Task inputs:
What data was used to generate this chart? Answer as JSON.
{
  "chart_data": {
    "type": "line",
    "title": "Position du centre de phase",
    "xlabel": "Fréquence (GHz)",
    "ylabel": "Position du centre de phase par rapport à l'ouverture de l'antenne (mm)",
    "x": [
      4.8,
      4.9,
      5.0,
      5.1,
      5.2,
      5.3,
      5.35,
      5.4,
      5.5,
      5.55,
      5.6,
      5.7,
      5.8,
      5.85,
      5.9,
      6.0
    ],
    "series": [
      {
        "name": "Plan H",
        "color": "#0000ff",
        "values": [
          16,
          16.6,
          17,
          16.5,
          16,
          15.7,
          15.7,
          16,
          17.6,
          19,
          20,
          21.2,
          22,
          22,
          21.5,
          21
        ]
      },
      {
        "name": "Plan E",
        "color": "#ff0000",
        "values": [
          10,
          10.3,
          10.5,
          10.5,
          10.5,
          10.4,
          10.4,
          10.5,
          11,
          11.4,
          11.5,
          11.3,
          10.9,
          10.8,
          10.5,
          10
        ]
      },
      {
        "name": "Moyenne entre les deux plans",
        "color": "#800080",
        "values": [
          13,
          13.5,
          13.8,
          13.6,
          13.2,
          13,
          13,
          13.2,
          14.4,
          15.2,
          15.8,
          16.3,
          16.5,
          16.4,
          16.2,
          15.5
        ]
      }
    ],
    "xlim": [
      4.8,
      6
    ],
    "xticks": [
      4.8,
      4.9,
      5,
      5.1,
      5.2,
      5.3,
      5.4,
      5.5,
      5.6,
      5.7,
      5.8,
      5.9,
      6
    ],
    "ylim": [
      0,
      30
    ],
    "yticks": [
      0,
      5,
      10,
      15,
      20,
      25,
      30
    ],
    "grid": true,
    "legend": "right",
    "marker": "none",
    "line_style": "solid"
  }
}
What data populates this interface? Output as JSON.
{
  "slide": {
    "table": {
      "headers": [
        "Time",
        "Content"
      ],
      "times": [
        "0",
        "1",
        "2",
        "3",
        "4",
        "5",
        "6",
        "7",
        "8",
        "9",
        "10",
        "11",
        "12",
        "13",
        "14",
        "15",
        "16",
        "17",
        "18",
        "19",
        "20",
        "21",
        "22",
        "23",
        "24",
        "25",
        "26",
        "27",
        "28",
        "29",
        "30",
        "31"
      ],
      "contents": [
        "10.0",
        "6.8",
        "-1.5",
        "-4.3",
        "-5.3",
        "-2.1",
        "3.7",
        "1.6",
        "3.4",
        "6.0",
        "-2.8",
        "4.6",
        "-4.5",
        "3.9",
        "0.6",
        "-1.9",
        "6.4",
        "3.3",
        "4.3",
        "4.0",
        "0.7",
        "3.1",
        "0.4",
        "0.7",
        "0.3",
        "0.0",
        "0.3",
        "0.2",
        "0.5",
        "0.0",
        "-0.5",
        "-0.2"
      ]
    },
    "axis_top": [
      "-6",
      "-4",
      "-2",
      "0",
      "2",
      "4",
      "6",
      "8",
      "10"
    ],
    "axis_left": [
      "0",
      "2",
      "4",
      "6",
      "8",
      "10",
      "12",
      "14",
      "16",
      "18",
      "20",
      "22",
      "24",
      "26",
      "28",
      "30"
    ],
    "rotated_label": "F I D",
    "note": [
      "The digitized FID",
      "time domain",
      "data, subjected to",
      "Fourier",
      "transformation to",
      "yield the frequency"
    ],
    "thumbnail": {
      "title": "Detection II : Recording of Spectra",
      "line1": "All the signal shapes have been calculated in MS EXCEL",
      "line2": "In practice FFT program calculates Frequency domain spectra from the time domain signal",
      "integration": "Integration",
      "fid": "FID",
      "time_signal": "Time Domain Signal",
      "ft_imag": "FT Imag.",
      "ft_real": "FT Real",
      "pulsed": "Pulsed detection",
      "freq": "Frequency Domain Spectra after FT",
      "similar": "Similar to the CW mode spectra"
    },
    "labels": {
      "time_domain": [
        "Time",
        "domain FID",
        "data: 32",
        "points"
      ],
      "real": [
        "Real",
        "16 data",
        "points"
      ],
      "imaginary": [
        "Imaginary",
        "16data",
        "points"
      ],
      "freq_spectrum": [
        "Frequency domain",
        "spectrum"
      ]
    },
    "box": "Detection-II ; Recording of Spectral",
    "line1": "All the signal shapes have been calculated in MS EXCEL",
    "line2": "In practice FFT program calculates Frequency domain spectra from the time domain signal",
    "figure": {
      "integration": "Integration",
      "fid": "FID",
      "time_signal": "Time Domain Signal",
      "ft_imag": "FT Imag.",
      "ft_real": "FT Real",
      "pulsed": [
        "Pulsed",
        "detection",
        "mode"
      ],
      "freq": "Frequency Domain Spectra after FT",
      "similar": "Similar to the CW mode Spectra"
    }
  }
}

What the task asks:
Reply with one number only: the count of lines in the entries that contain "Recording".

Exercise output:
2